GIVEN REQUEST: Would you pull out every line of the material that contains the string "name"?
== EXERCISE MATERIAL
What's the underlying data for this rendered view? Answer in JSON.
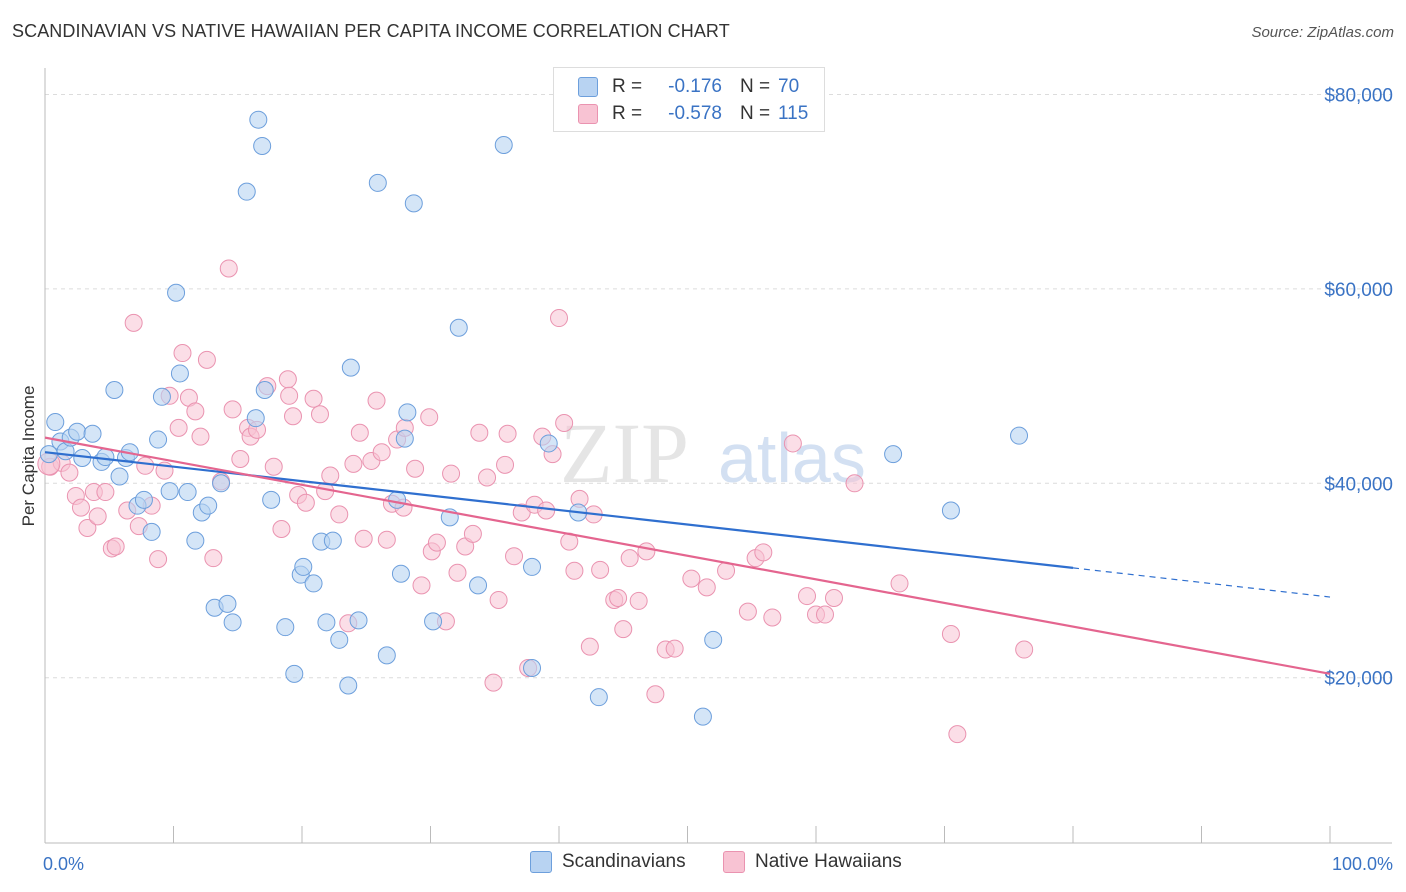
{
  "title": "SCANDINAVIAN VS NATIVE HAWAIIAN PER CAPITA INCOME CORRELATION CHART",
  "source": "Source: ZipAtlas.com",
  "watermark": {
    "zip": "ZIP",
    "atlas": "atlas"
  },
  "legend_top": [
    {
      "r_label": "R =",
      "r_value": "-0.176",
      "n_label": "N =",
      "n_value": "70"
    },
    {
      "r_label": "R =",
      "r_value": "-0.578",
      "n_label": "N =",
      "n_value": "115"
    }
  ],
  "colors": {
    "blue_fill": "#b8d3f2",
    "blue_stroke": "#6d9fdc",
    "blue_line": "#2f6fcf",
    "pink_fill": "#f8c3d3",
    "pink_stroke": "#ea93b0",
    "pink_line": "#e4658f",
    "axis_label": "#3a73c4",
    "grid": "#dcdcdc"
  },
  "chart_data": {
    "type": "scatter",
    "title": "SCANDINAVIAN VS NATIVE HAWAIIAN PER CAPITA INCOME CORRELATION CHART",
    "xlabel": "",
    "ylabel": "Per Capita Income",
    "xlim": [
      0,
      100
    ],
    "ylim": [
      3000,
      82000
    ],
    "x_tick_labels": [
      "0.0%",
      "100.0%"
    ],
    "y_ticks": [
      20000,
      40000,
      60000,
      80000
    ],
    "y_tick_labels": [
      "$20,000",
      "$40,000",
      "$60,000",
      "$80,000"
    ],
    "grid": "horizontal dashed",
    "legend_position": "bottom-center",
    "series": [
      {
        "name": "Scandinavians",
        "r": -0.176,
        "n": 70,
        "trend": {
          "x0": 0,
          "y0": 43200,
          "x1": 80,
          "y1": 31300,
          "dashed_to_x": 100,
          "dashed_to_y": 28300
        },
        "points": [
          [
            0.8,
            46300
          ],
          [
            1.2,
            44300
          ],
          [
            1.6,
            43300
          ],
          [
            2.0,
            44700
          ],
          [
            2.5,
            45300
          ],
          [
            2.9,
            42600
          ],
          [
            3.7,
            45100
          ],
          [
            4.4,
            42200
          ],
          [
            4.7,
            42700
          ],
          [
            5.4,
            49600
          ],
          [
            5.8,
            40700
          ],
          [
            6.3,
            42600
          ],
          [
            6.6,
            43200
          ],
          [
            7.2,
            37700
          ],
          [
            7.7,
            38300
          ],
          [
            8.3,
            35000
          ],
          [
            8.8,
            44500
          ],
          [
            9.1,
            48900
          ],
          [
            9.7,
            39200
          ],
          [
            10.2,
            59600
          ],
          [
            10.5,
            51300
          ],
          [
            11.1,
            39100
          ],
          [
            11.7,
            34100
          ],
          [
            12.2,
            37000
          ],
          [
            12.7,
            37700
          ],
          [
            13.2,
            27200
          ],
          [
            13.7,
            40000
          ],
          [
            14.2,
            27600
          ],
          [
            14.6,
            25700
          ],
          [
            15.7,
            70000
          ],
          [
            16.4,
            46700
          ],
          [
            16.6,
            77400
          ],
          [
            16.9,
            74700
          ],
          [
            17.1,
            49600
          ],
          [
            17.6,
            38300
          ],
          [
            18.7,
            25200
          ],
          [
            19.4,
            20400
          ],
          [
            19.9,
            30600
          ],
          [
            20.1,
            31400
          ],
          [
            20.9,
            29700
          ],
          [
            21.5,
            34000
          ],
          [
            21.9,
            25700
          ],
          [
            22.4,
            34100
          ],
          [
            22.9,
            23900
          ],
          [
            23.6,
            19200
          ],
          [
            23.8,
            51900
          ],
          [
            24.4,
            25900
          ],
          [
            25.9,
            70900
          ],
          [
            26.6,
            22300
          ],
          [
            27.4,
            38300
          ],
          [
            27.7,
            30700
          ],
          [
            28.0,
            44600
          ],
          [
            28.2,
            47300
          ],
          [
            28.7,
            68800
          ],
          [
            30.2,
            25800
          ],
          [
            31.5,
            36500
          ],
          [
            32.2,
            56000
          ],
          [
            33.7,
            29500
          ],
          [
            35.7,
            74800
          ],
          [
            37.9,
            31400
          ],
          [
            37.9,
            21000
          ],
          [
            39.2,
            44100
          ],
          [
            41.5,
            37000
          ],
          [
            43.1,
            18000
          ],
          [
            51.2,
            16000
          ],
          [
            52.0,
            23900
          ],
          [
            66.0,
            43000
          ],
          [
            70.5,
            37200
          ],
          [
            75.8,
            44900
          ],
          [
            0.3,
            43000
          ]
        ]
      },
      {
        "name": "Native Hawaiians",
        "r": -0.578,
        "n": 115,
        "trend": {
          "x0": 0,
          "y0": 44700,
          "x1": 100,
          "y1": 20400
        },
        "points": [
          [
            0.4,
            41700
          ],
          [
            1.3,
            42100
          ],
          [
            1.9,
            41100
          ],
          [
            2.4,
            38700
          ],
          [
            2.8,
            37500
          ],
          [
            3.3,
            35400
          ],
          [
            3.8,
            39100
          ],
          [
            4.1,
            36600
          ],
          [
            4.7,
            39100
          ],
          [
            5.2,
            33300
          ],
          [
            5.5,
            33500
          ],
          [
            6.4,
            37200
          ],
          [
            6.9,
            56500
          ],
          [
            7.3,
            35600
          ],
          [
            7.8,
            41800
          ],
          [
            8.3,
            37700
          ],
          [
            8.8,
            32200
          ],
          [
            9.3,
            41300
          ],
          [
            9.7,
            49000
          ],
          [
            10.4,
            45700
          ],
          [
            10.7,
            53400
          ],
          [
            11.2,
            48800
          ],
          [
            11.7,
            47400
          ],
          [
            12.1,
            44800
          ],
          [
            12.6,
            52700
          ],
          [
            13.1,
            32300
          ],
          [
            13.7,
            40200
          ],
          [
            14.3,
            62100
          ],
          [
            14.6,
            47600
          ],
          [
            15.2,
            42500
          ],
          [
            15.8,
            45700
          ],
          [
            16.0,
            44800
          ],
          [
            16.5,
            45500
          ],
          [
            17.3,
            50000
          ],
          [
            17.8,
            41700
          ],
          [
            18.4,
            35300
          ],
          [
            18.9,
            50700
          ],
          [
            19.0,
            49000
          ],
          [
            19.3,
            46900
          ],
          [
            19.7,
            38800
          ],
          [
            20.3,
            38000
          ],
          [
            20.9,
            48700
          ],
          [
            21.4,
            47100
          ],
          [
            21.8,
            39200
          ],
          [
            22.2,
            40800
          ],
          [
            22.9,
            36800
          ],
          [
            23.6,
            25600
          ],
          [
            24.0,
            42000
          ],
          [
            24.5,
            45200
          ],
          [
            24.8,
            34300
          ],
          [
            25.4,
            42300
          ],
          [
            25.8,
            48500
          ],
          [
            26.2,
            43200
          ],
          [
            26.6,
            34200
          ],
          [
            27.0,
            37900
          ],
          [
            27.4,
            44500
          ],
          [
            27.9,
            37500
          ],
          [
            28.0,
            45700
          ],
          [
            28.8,
            41500
          ],
          [
            29.3,
            29500
          ],
          [
            29.9,
            46800
          ],
          [
            30.1,
            33000
          ],
          [
            30.5,
            33900
          ],
          [
            31.2,
            25800
          ],
          [
            31.6,
            41000
          ],
          [
            32.1,
            30800
          ],
          [
            32.7,
            33500
          ],
          [
            33.3,
            34800
          ],
          [
            33.8,
            45200
          ],
          [
            34.4,
            40600
          ],
          [
            34.9,
            19500
          ],
          [
            35.3,
            28000
          ],
          [
            35.8,
            41900
          ],
          [
            36.0,
            45100
          ],
          [
            36.5,
            32500
          ],
          [
            37.1,
            37000
          ],
          [
            37.6,
            21000
          ],
          [
            38.1,
            37800
          ],
          [
            38.7,
            44800
          ],
          [
            39.0,
            37200
          ],
          [
            39.5,
            43000
          ],
          [
            40.0,
            57000
          ],
          [
            40.4,
            46200
          ],
          [
            40.8,
            34000
          ],
          [
            41.2,
            31000
          ],
          [
            41.6,
            38400
          ],
          [
            42.4,
            23200
          ],
          [
            42.7,
            36800
          ],
          [
            43.2,
            31100
          ],
          [
            44.3,
            28000
          ],
          [
            44.6,
            28200
          ],
          [
            45.0,
            25000
          ],
          [
            45.5,
            32300
          ],
          [
            46.2,
            27900
          ],
          [
            46.8,
            33000
          ],
          [
            47.5,
            18300
          ],
          [
            48.3,
            22900
          ],
          [
            49.0,
            23000
          ],
          [
            50.3,
            30200
          ],
          [
            51.5,
            29300
          ],
          [
            53.0,
            31000
          ],
          [
            54.7,
            26800
          ],
          [
            55.3,
            32300
          ],
          [
            55.9,
            32900
          ],
          [
            56.6,
            26200
          ],
          [
            58.2,
            44100
          ],
          [
            59.3,
            28400
          ],
          [
            60.0,
            26500
          ],
          [
            60.7,
            26500
          ],
          [
            61.4,
            28200
          ],
          [
            63.0,
            40000
          ],
          [
            66.5,
            29700
          ],
          [
            70.5,
            24500
          ],
          [
            71.0,
            14200
          ],
          [
            76.2,
            22900
          ]
        ]
      }
    ]
  }
}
====
FULL RESPONSE:
        "name": "Scandinavians",
        "name": "Native Hawaiians",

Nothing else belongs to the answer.